* Excerpted records *
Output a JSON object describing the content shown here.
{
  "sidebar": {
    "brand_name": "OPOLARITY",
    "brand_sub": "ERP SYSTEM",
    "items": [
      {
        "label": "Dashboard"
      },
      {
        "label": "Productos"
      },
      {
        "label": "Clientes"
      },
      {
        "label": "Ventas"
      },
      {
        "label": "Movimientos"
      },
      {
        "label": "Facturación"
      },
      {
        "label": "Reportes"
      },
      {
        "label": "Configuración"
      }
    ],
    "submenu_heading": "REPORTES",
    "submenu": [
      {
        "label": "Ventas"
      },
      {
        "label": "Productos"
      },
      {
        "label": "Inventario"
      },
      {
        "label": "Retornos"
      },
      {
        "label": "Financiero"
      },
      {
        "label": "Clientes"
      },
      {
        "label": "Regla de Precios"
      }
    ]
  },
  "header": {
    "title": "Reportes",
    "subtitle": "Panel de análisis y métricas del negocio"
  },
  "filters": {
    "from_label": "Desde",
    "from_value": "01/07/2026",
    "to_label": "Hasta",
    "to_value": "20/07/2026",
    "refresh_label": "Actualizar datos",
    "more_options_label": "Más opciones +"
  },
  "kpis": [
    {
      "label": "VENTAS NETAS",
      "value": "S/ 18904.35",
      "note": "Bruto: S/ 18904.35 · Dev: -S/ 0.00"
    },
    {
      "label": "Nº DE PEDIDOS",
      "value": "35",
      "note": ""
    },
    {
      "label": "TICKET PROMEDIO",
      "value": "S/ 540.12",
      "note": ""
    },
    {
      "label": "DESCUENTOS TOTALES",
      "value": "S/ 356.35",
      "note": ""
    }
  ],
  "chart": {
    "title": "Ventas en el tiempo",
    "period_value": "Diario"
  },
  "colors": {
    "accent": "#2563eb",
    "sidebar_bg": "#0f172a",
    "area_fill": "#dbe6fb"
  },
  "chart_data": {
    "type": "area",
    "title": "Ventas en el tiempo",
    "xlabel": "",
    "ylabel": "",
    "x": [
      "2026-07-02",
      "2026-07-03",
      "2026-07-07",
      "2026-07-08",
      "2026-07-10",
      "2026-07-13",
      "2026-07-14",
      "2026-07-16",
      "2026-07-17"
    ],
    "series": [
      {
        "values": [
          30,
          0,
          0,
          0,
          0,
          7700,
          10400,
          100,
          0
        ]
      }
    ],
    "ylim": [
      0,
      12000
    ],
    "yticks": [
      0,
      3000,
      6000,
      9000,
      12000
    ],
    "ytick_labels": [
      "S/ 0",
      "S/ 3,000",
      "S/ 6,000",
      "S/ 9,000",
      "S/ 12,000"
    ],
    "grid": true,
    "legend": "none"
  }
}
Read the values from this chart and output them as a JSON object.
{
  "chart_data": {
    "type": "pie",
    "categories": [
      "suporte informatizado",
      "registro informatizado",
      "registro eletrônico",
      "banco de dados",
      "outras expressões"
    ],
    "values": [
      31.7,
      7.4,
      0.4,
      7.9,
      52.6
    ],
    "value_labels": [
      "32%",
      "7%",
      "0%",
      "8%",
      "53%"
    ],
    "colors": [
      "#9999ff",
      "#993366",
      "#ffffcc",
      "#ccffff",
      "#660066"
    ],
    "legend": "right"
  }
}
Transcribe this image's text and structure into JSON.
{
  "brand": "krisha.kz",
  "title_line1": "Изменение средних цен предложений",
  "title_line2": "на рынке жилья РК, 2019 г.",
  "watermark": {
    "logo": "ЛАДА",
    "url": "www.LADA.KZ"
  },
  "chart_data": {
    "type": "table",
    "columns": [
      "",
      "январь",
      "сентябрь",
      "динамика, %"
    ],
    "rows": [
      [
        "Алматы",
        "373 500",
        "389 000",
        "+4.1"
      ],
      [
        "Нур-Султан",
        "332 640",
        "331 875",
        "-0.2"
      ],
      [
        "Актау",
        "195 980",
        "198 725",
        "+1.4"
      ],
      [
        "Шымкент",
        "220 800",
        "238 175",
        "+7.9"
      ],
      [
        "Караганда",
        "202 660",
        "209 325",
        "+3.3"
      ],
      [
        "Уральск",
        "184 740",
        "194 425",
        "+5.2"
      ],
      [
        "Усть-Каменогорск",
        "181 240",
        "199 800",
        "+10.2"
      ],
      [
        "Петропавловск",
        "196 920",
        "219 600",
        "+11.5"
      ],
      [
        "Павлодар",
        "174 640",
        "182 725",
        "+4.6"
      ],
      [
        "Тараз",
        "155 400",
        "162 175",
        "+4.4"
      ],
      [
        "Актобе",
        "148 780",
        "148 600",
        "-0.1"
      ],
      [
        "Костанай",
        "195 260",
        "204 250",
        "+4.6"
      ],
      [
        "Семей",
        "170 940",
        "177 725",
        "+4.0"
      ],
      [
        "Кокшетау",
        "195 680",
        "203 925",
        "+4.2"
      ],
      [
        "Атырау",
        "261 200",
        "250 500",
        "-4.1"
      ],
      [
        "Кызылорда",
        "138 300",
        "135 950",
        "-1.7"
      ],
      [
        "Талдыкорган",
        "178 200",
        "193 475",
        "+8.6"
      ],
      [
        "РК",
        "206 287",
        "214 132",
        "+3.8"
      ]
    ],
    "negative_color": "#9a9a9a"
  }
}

* Work instructions *
Reproduce every record, matching each line exactly.

* Answer *
Output a JSON object describing the content shown here.
{
  "sidebar": {
    "brand_name": "OPOLARITY",
    "brand_sub": "ERP SYSTEM",
    "items": [
      {
        "label": "Dashboard"
      },
      {
        "label": "Productos"
      },
      {
        "label": "Clientes"
      },
      {
        "label": "Ventas"
      },
      {
        "label": "Movimientos"
      },
      {
        "label": "Facturación"
      },
      {
        "label": "Reportes"
      },
      {
        "label": "Configuración"
      }
    ],
    "submenu_heading": "REPORTES",
    "submenu": [
      {
        "label": "Ventas"
      },
      {
        "label": "Productos"
      },
      {
        "label": "Inventario"
      },
      {
        "label": "Retornos"
      },
      {
        "label": "Financiero"
      },
      {
        "label": "Clientes"
      },
      {
        "label": "Regla de Precios"
      }
    ]
  },
  "header": {
    "title": "Reportes",
    "subtitle": "Panel de análisis y métricas del negocio"
  },
  "filters": {
    "from_label": "Desde",
    "from_value": "01/07/2026",
    "to_label": "Hasta",
    "to_value": "20/07/2026",
    "refresh_label": "Actualizar datos",
    "more_options_label": "Más opciones +"
  },
  "kpis": [
    {
      "label": "VENTAS NETAS",
      "value": "S/ 18904.35",
      "note": "Bruto: S/ 18904.35 · Dev: -S/ 0.00"
    },
    {
      "label": "Nº DE PEDIDOS",
      "value": "35",
      "note": ""
    },
    {
      "label": "TICKET PROMEDIO",
      "value": "S/ 540.12",
      "note": ""
    },
    {
      "label": "DESCUENTOS TOTALES",
      "value": "S/ 356.35",
      "note": ""
    }
  ],
  "chart": {
    "title": "Ventas en el tiempo",
    "period_value": "Diario"
  },
  "colors": {
    "accent": "#2563eb",
    "sidebar_bg": "#0f172a",
    "area_fill": "#dbe6fb"
  },
  "chart_data": {
    "type": "area",
    "title": "Ventas en el tiempo",
    "xlabel": "",
    "ylabel": "",
    "x": [
      "2026-07-02",
      "2026-07-03",
      "2026-07-07",
      "2026-07-08",
      "2026-07-10",
      "2026-07-13",
      "2026-07-14",
      "2026-07-16",
      "2026-07-17"
    ],
    "series": [
      {
        "values": [
          30,
          0,
          0,
          0,
          0,
          7700,
          10400,
          100,
          0
        ]
      }
    ],
    "ylim": [
      0,
      12000
    ],
    "yticks": [
      0,
      3000,
      6000,
      9000,
      12000
    ],
    "ytick_labels": [
      "S/ 0",
      "S/ 3,000",
      "S/ 6,000",
      "S/ 9,000",
      "S/ 12,000"
    ],
    "grid": true,
    "legend": "none"
  }
}
Read the values from this chart and output them as a JSON object.
{
  "chart_data": {
    "type": "pie",
    "categories": [
      "suporte informatizado",
      "registro informatizado",
      "registro eletrônico",
      "banco de dados",
      "outras expressões"
    ],
    "values": [
      31.7,
      7.4,
      0.4,
      7.9,
      52.6
    ],
    "value_labels": [
      "32%",
      "7%",
      "0%",
      "8%",
      "53%"
    ],
    "colors": [
      "#9999ff",
      "#993366",
      "#ffffcc",
      "#ccffff",
      "#660066"
    ],
    "legend": "right"
  }
}
Transcribe this image's text and structure into JSON.
{
  "brand": "krisha.kz",
  "title_line1": "Изменение средних цен предложений",
  "title_line2": "на рынке жилья РК, 2019 г.",
  "watermark": {
    "logo": "ЛАДА",
    "url": "www.LADA.KZ"
  },
  "chart_data": {
    "type": "table",
    "columns": [
      "",
      "январь",
      "сентябрь",
      "динамика, %"
    ],
    "rows": [
      [
        "Алматы",
        "373 500",
        "389 000",
        "+4.1"
      ],
      [
        "Нур-Султан",
        "332 640",
        "331 875",
        "-0.2"
      ],
      [
        "Актау",
        "195 980",
        "198 725",
        "+1.4"
      ],
      [
        "Шымкент",
        "220 800",
        "238 175",
        "+7.9"
      ],
      [
        "Караганда",
        "202 660",
        "209 325",
        "+3.3"
      ],
      [
        "Уральск",
        "184 740",
        "194 425",
        "+5.2"
      ],
      [
        "Усть-Каменогорск",
        "181 240",
        "199 800",
        "+10.2"
      ],
      [
        "Петропавловск",
        "196 920",
        "219 600",
        "+11.5"
      ],
      [
        "Павлодар",
        "174 640",
        "182 725",
        "+4.6"
      ],
      [
        "Тараз",
        "155 400",
        "162 175",
        "+4.4"
      ],
      [
        "Актобе",
        "148 780",
        "148 600",
        "-0.1"
      ],
      [
        "Костанай",
        "195 260",
        "204 250",
        "+4.6"
      ],
      [
        "Семей",
        "170 940",
        "177 725",
        "+4.0"
      ],
      [
        "Кокшетау",
        "195 680",
        "203 925",
        "+4.2"
      ],
      [
        "Атырау",
        "261 200",
        "250 500",
        "-4.1"
      ],
      [
        "Кызылорда",
        "138 300",
        "135 950",
        "-1.7"
      ],
      [
        "Талдыкорган",
        "178 200",
        "193 475",
        "+8.6"
      ],
      [
        "РК",
        "206 287",
        "214 132",
        "+3.8"
      ]
    ],
    "negative_color": "#9a9a9a"
  }
}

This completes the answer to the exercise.